### Goal of the exercise
Please write out the material that follows, exactly as it stands.
::: Listing
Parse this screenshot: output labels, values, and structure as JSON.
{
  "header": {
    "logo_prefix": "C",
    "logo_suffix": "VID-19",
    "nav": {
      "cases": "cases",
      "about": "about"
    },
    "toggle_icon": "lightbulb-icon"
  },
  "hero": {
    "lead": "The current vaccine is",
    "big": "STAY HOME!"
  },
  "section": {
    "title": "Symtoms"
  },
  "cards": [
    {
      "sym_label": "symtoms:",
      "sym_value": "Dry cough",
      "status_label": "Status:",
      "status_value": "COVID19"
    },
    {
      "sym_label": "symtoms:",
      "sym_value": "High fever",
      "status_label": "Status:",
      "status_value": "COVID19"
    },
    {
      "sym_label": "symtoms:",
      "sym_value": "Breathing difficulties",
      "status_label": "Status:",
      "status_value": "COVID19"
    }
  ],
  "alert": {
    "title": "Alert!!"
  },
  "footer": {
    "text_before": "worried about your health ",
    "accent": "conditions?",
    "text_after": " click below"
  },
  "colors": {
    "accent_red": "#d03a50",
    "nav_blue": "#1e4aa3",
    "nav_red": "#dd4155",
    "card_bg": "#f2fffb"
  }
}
::::::
### Solution below
Parse this screenshot: output labels, values, and structure as JSON.
{
  "header": {
    "logo_prefix": "C",
    "logo_suffix": "VID-19",
    "nav": {
      "cases": "cases",
      "about": "about"
    },
    "toggle_icon": "lightbulb-icon"
  },
  "hero": {
    "lead": "The current vaccine is",
    "big": "STAY HOME!"
  },
  "section": {
    "title": "Symtoms"
  },
  "cards": [
    {
      "sym_label": "symtoms:",
      "sym_value": "Dry cough",
      "status_label": "Status:",
      "status_value": "COVID19"
    },
    {
      "sym_label": "symtoms:",
      "sym_value": "High fever",
      "status_label": "Status:",
      "status_value": "COVID19"
    },
    {
      "sym_label": "symtoms:",
      "sym_value": "Breathing difficulties",
      "status_label": "Status:",
      "status_value": "COVID19"
    }
  ],
  "alert": {
    "title": "Alert!!"
  },
  "footer": {
    "text_before": "worried about your health ",
    "accent": "conditions?",
    "text_after": " click below"
  },
  "colors": {
    "accent_red": "#d03a50",
    "nav_blue": "#1e4aa3",
    "nav_red": "#dd4155",
    "card_bg": "#f2fffb"
  }
}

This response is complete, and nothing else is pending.